This past Sunday in the New York Times, writer Sarah Kershaw wrote an article about the great cupcake debate. You’re welcome to read the article here, or I can sumarize it for you below, and follow up with my opinion on this matter.
Basically, the United States is at war. We’re at war with cupcakes, along with the high calories, high sugar and fat contents, and low nutritional values they bring to the table. Remember in elementary school your mom baked cupcakes for you to take to school to share with your classmates on your birthday? Those days are quickly becoming a relic of the 1980s and 1990s because parents have a pressing concern (as they well should!) with childhood obesity. PTAs are quickly jumping on the bandwagon of forbidding entry of cupcakes (along with other sweets) into their schools.
But before you break out the veggie tray in the classroom, there are some people who oppose this terrorism of the cupcake. What are a few empty calories if you get to enjoy this delectable treat that brings a note of happiness with each bite, along with fond memories of baking with mom? And then comes the biggest argument: It’s just a cupcake. Big deal.
Do I feel that childhood obesity is (literally and figuratively) a growing problem? Absolutely. But in this instance, I’m going to have to side with the cupcakes. First off, what mother wants to make enough cupcakes that each student in her child’s classroom gets two or more sweets? I mean, really, the Mom, Version U.B.C. (Ultimate Betty Crocker) is disappearing faster than cookies at a fat camp. Americans are becoming increasingly lazy. And I really can’t imagine that one silly little piece of cake with a dollop of frosting is going to make or break a child’s fight against the fat.

WRITTEN TASK 1: The cupcake debate post says cupcakes "bring to the table" several drawbacks. List them.
WRITTEN TASK 2: Pick up the cupcake debate post after its final sentence and keep writing it.

DATASET SECTION:
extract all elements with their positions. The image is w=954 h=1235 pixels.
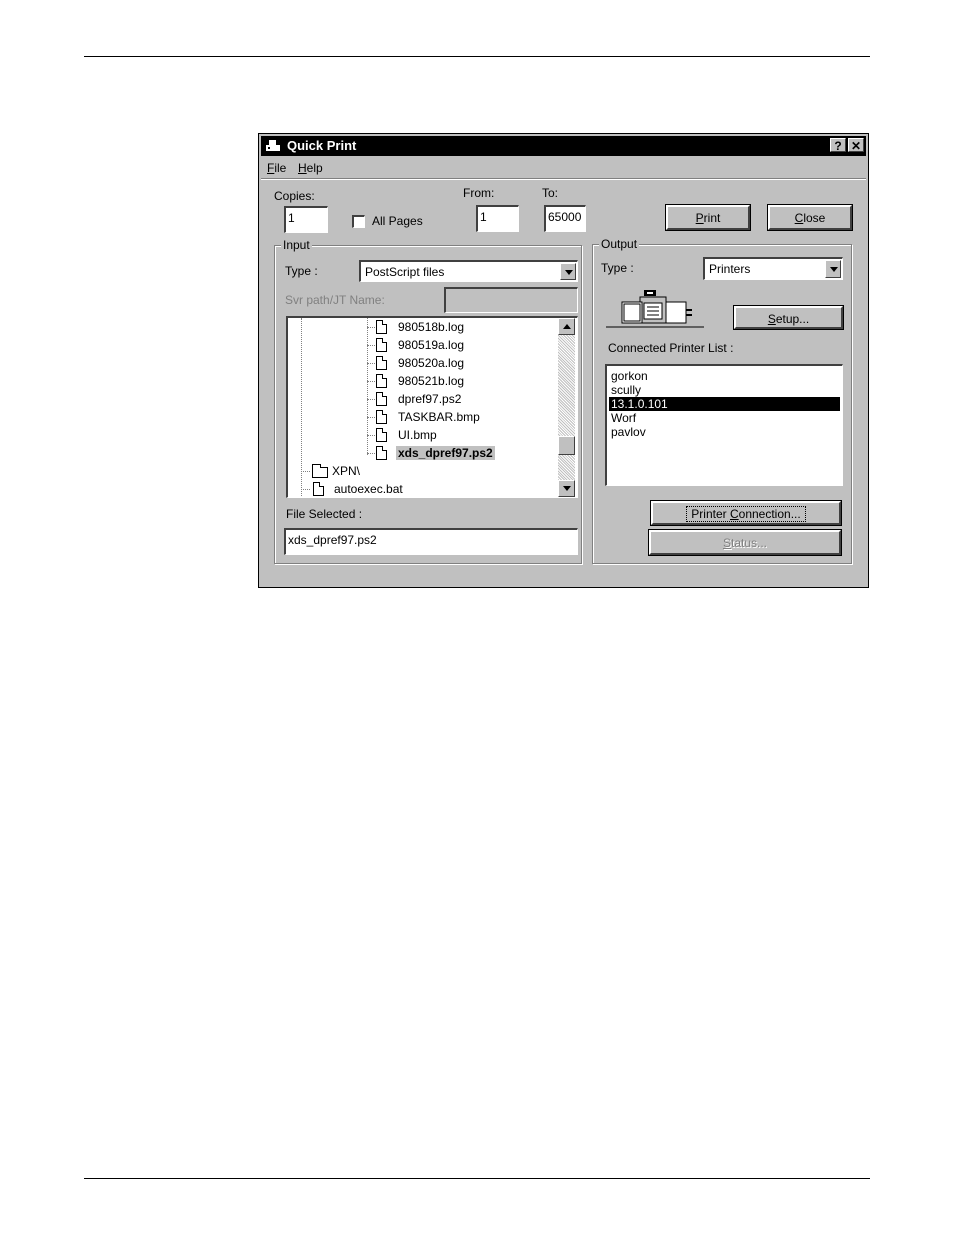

TASK RESULT 1:
- High calories
- High sugar and fat contents
- Low nutritional values

TASK RESULT 2:
However, it’s when that kid gets home and absolutely gorges on ice cream and chicken nuggets that the whole obesity thing comes into play. Parents who are complaining that cupcakes in the classroom makes your kids fat: stop buying frozen pizza rolls for dinner and actually try cooking for once! You’d be amazed what a little elbow grease and a stove and/or oven can do. And stop buying your kids every damn video game that comes out, and instead teach them the beauty in low-tech games such as Kick the Can, Hide and Go Seek, Duck Duck Goose, Tag, Kickball, or any other mainly-outside game that involves them actually moving extremities other than their thumbs and forefingers on a video game controller. Teach your kids how to ride a bike (helmets, please!), take them to the park for some good old-fashioned monkey bar swinging, or teach them how to throw and catch a baseball. Oh, and on that bike comment I just made? Powerwheels don’t count. If the kid ain’t Flinstoning it, it ain’t real exercise.
So before all you Yuppies of America launch this attack on the good old American tradition known as the cupcake, take a good hard look at your life. I don’t want to hear you bitching and blaming someone else for making your kid obese.
GO CUPCAKES!!!!!
(oh, and an afterthought that is both completely related and simultaneously not at all related.. don’t make cupcakes using ice cream cones. As good an idea it sounded, and as good as it tasted fresh out of the oven, the mushy, moist goodness of the cake made mushy, moist cake cones within a matter of hours. This just did not appeal to me.)
I love kick the can!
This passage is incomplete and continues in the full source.